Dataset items

----------

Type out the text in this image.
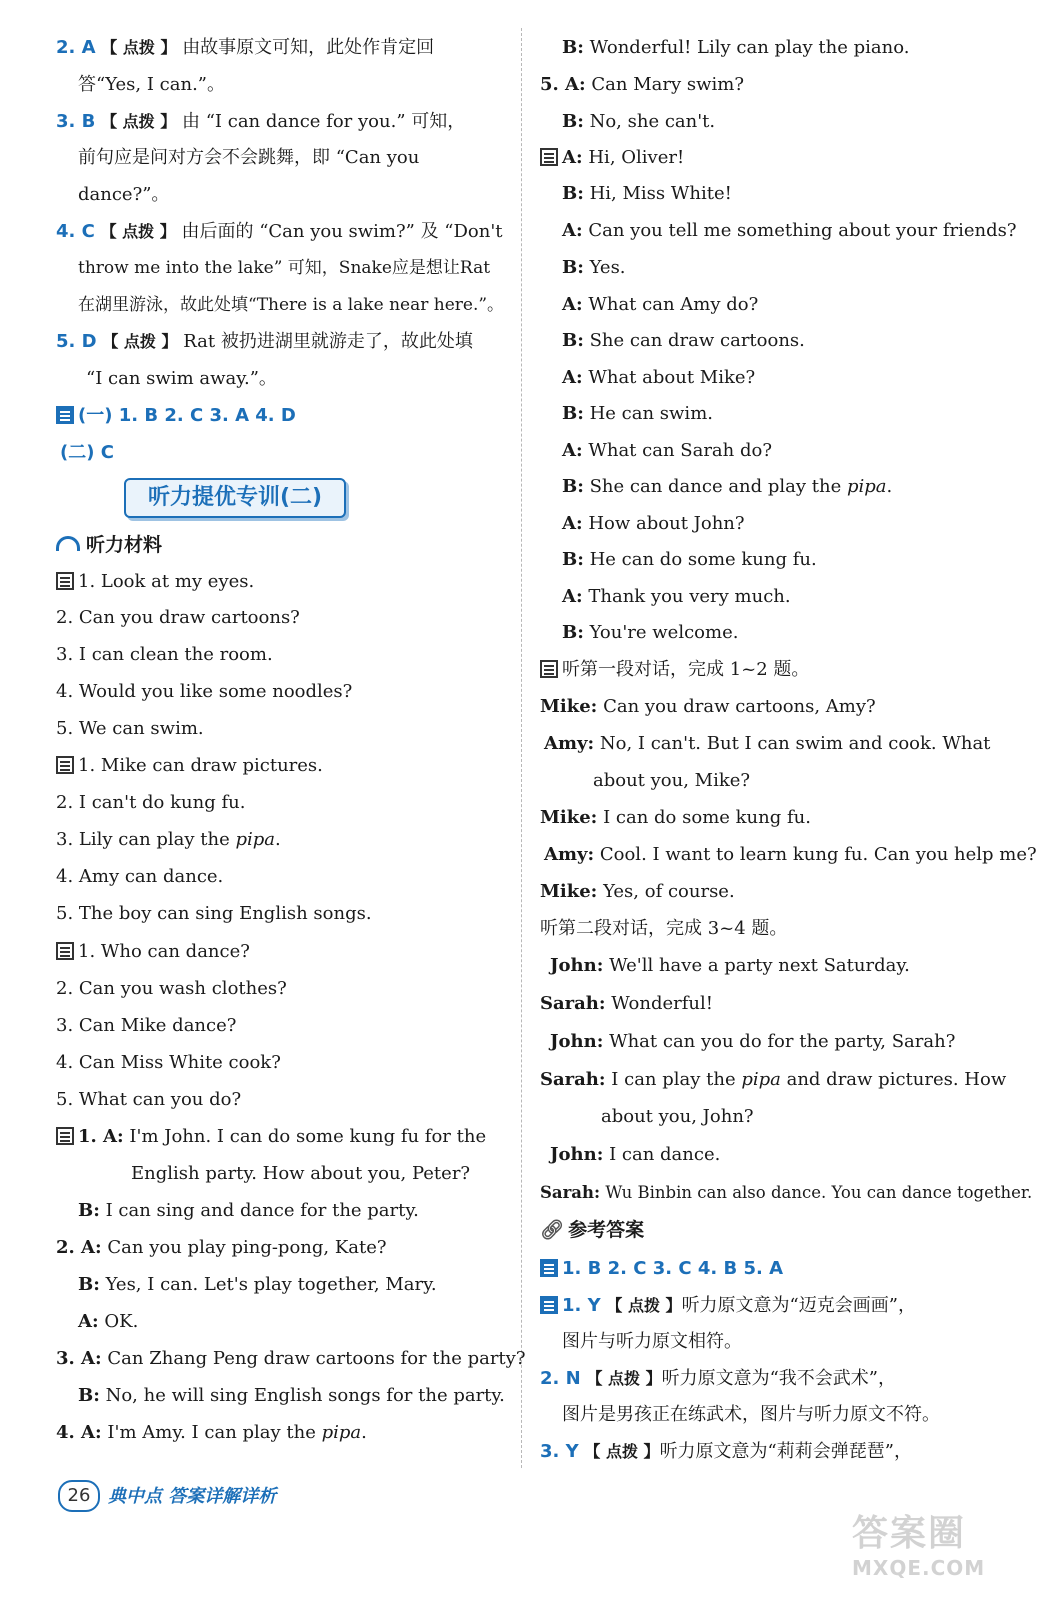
2. A 【 点拨 】 由故事原文可知，此处作肯定回
答“Yes, I can.”。
3. B 【 点拨 】 由 “I can dance for you.” 可知，
前句应是问对方会不会跳舞，即 “Can you
dance?”。
4. C 【 点拨 】 由后面的 “Can you swim?” 及 “Don't
throw me into the lake” 可知，Snake应是想让Rat
在湖里游泳，故此处填“There is a lake near here.”。
5. D 【 点拨 】 Rat 被扔进湖里就游走了，故此处填
“I can swim away.”。
(一) 1. B 2. C 3. A 4. D
(二) C
听力提优专训(二)
听力材料
1. Look at my eyes.
2. Can you draw cartoons?
3. I can clean the room.
4. Would you like some noodles?
5. We can swim.
1. Mike can draw pictures.
2. I can't do kung fu.
3. Lily can play the pipa.
4. Amy can dance.
5. The boy can sing English songs.
1. Who can dance?
2. Can you wash clothes?
3. Can Mike dance?
4. Can Miss White cook?
5. What can you do?
1. A: I'm John. I can do some kung fu for the
English party. How about you, Peter?
B: I can sing and dance for the party.
2. A: Can you play ping-pong, Kate?
B: Yes, I can. Let's play together, Mary.
A: OK.
3. A: Can Zhang Peng draw cartoons for the party?
B: No, he will sing English songs for the party.
4. A: I'm Amy. I can play the pipa.
B: Wonderful! Lily can play the piano.
5. A: Can Mary swim?
B: No, she can't.
A: Hi, Oliver!
B: Hi, Miss White!
A: Can you tell me something about your friends?
B: Yes.
A: What can Amy do?
B: She can draw cartoons.
A: What about Mike?
B: He can swim.
A: What can Sarah do?
B: She can dance and play the pipa.
A: How about John?
B: He can do some kung fu.
A: Thank you very much.
B: You're welcome.
听第一段对话，完成 1~2 题。
Mike: Can you draw cartoons, Amy?
Amy: No, I can't. But I can swim and cook. What
about you, Mike?
Mike: I can do some kung fu.
Amy: Cool. I want to learn kung fu. Can you help me?
Mike: Yes, of course.
听第二段对话，完成 3~4 题。
John: We'll have a party next Saturday.
Sarah: Wonderful!
John: What can you do for the party, Sarah?
Sarah: I can play the pipa and draw pictures. How
about you, John?
John: I can dance.
Sarah: Wu Binbin can also dance. You can dance together.
🔗︎ 参考答案
1. B 2. C 3. C 4. B 5. A
1. Y 【 点拨 】听力原文意为“迈克会画画”，
图片与听力原文相符。
2. N 【 点拨 】听力原文意为“我不会武术”，
图片是男孩正在练武术，图片与听力原文不符。
3. Y 【 点拨 】听力原文意为“莉莉会弹琵琶”，
26 典中点 答案详解详析
答案圈
MXQE.COM
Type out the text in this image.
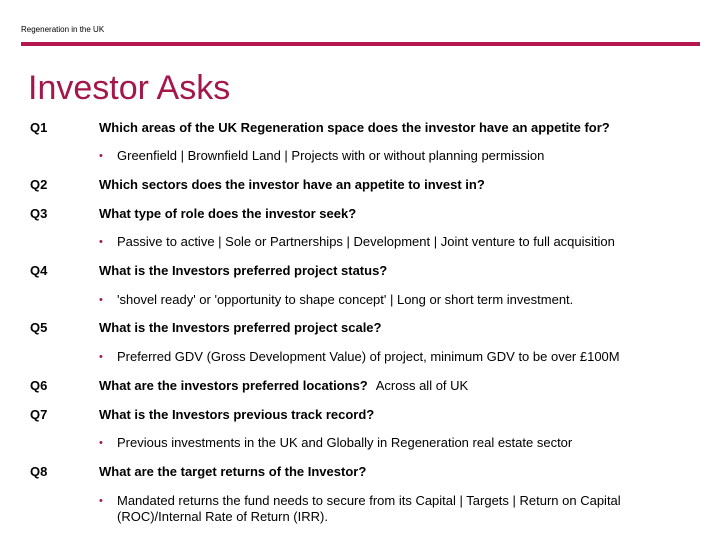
Regeneration in the UK
Investor Asks
Q1	Which areas of the UK Regeneration space does the investor have an appetite for?
• Greenfield | Brownfield Land | Projects with or without planning permission
Q2	Which sectors does the investor have an appetite to invest in?
Q3	What type of role does the investor seek?
• Passive to active | Sole or Partnerships | Development | Joint venture to full acquisition
Q4	What is the Investors preferred project status?
• 'shovel ready' or 'opportunity to shape concept' | Long or short term investment.
Q5	What is the Investors preferred project scale?
• Preferred GDV (Gross Development Value) of project, minimum GDV to be over £100M
Q6	What are the investors preferred locations? Across all of UK
Q7	What is the Investors previous track record?
• Previous investments in the UK and Globally in Regeneration real estate sector
Q8	What are the target returns of the Investor?
• Mandated returns the fund needs to secure from its Capital | Targets | Return on Capital (ROC)/Internal Rate of Return (IRR).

----------

**WRITTEN EXERCISE:** Leave out the pictures and copy everything else in the records word for word.

**FINISHED TASK:**
Type out the text in this image.
2. A 【 点拨 】 由故事原文可知，此处作肯定回
答“Yes, I can.”。
3. B 【 点拨 】 由 “I can dance for you.” 可知，
前句应是问对方会不会跳舞，即 “Can you
dance?”。
4. C 【 点拨 】 由后面的 “Can you swim?” 及 “Don't
throw me into the lake” 可知，Snake应是想让Rat
在湖里游泳，故此处填“There is a lake near here.”。
5. D 【 点拨 】 Rat 被扔进湖里就游走了，故此处填
“I can swim away.”。
(一) 1. B 2. C 3. A 4. D
(二) C
听力提优专训(二)
听力材料
1. Look at my eyes.
2. Can you draw cartoons?
3. I can clean the room.
4. Would you like some noodles?
5. We can swim.
1. Mike can draw pictures.
2. I can't do kung fu.
3. Lily can play the pipa.
4. Amy can dance.
5. The boy can sing English songs.
1. Who can dance?
2. Can you wash clothes?
3. Can Mike dance?
4. Can Miss White cook?
5. What can you do?
1. A: I'm John. I can do some kung fu for the
English party. How about you, Peter?
B: I can sing and dance for the party.
2. A: Can you play ping-pong, Kate?
B: Yes, I can. Let's play together, Mary.
A: OK.
3. A: Can Zhang Peng draw cartoons for the party?
B: No, he will sing English songs for the party.
4. A: I'm Amy. I can play the pipa.
B: Wonderful! Lily can play the piano.
5. A: Can Mary swim?
B: No, she can't.
A: Hi, Oliver!
B: Hi, Miss White!
A: Can you tell me something about your friends?
B: Yes.
A: What can Amy do?
B: She can draw cartoons.
A: What about Mike?
B: He can swim.
A: What can Sarah do?
B: She can dance and play the pipa.
A: How about John?
B: He can do some kung fu.
A: Thank you very much.
B: You're welcome.
听第一段对话，完成 1~2 题。
Mike: Can you draw cartoons, Amy?
Amy: No, I can't. But I can swim and cook. What
about you, Mike?
Mike: I can do some kung fu.
Amy: Cool. I want to learn kung fu. Can you help me?
Mike: Yes, of course.
听第二段对话，完成 3~4 题。
John: We'll have a party next Saturday.
Sarah: Wonderful!
John: What can you do for the party, Sarah?
Sarah: I can play the pipa and draw pictures. How
about you, John?
John: I can dance.
Sarah: Wu Binbin can also dance. You can dance together.
🔗︎ 参考答案
1. B 2. C 3. C 4. B 5. A
1. Y 【 点拨 】听力原文意为“迈克会画画”，
图片与听力原文相符。
2. N 【 点拨 】听力原文意为“我不会武术”，
图片是男孩正在练武术，图片与听力原文不符。
3. Y 【 点拨 】听力原文意为“莉莉会弹琵琶”，
26 典中点 答案详解详析
答案圈
MXQE.COM
Type out the text in this image.
Regeneration in the UK
Investor Asks
Q1	Which areas of the UK Regeneration space does the investor have an appetite for?
• Greenfield | Brownfield Land | Projects with or without planning permission
Q2	Which sectors does the investor have an appetite to invest in?
Q3	What type of role does the investor seek?
• Passive to active | Sole or Partnerships | Development | Joint venture to full acquisition
Q4	What is the Investors preferred project status?
• 'shovel ready' or 'opportunity to shape concept' | Long or short term investment.
Q5	What is the Investors preferred project scale?
• Preferred GDV (Gross Development Value) of project, minimum GDV to be over £100M
Q6	What are the investors preferred locations? Across all of UK
Q7	What is the Investors previous track record?
• Previous investments in the UK and Globally in Regeneration real estate sector
Q8	What are the target returns of the Investor?
• Mandated returns the fund needs to secure from its Capital | Targets | Return on Capital (ROC)/Internal Rate of Return (IRR).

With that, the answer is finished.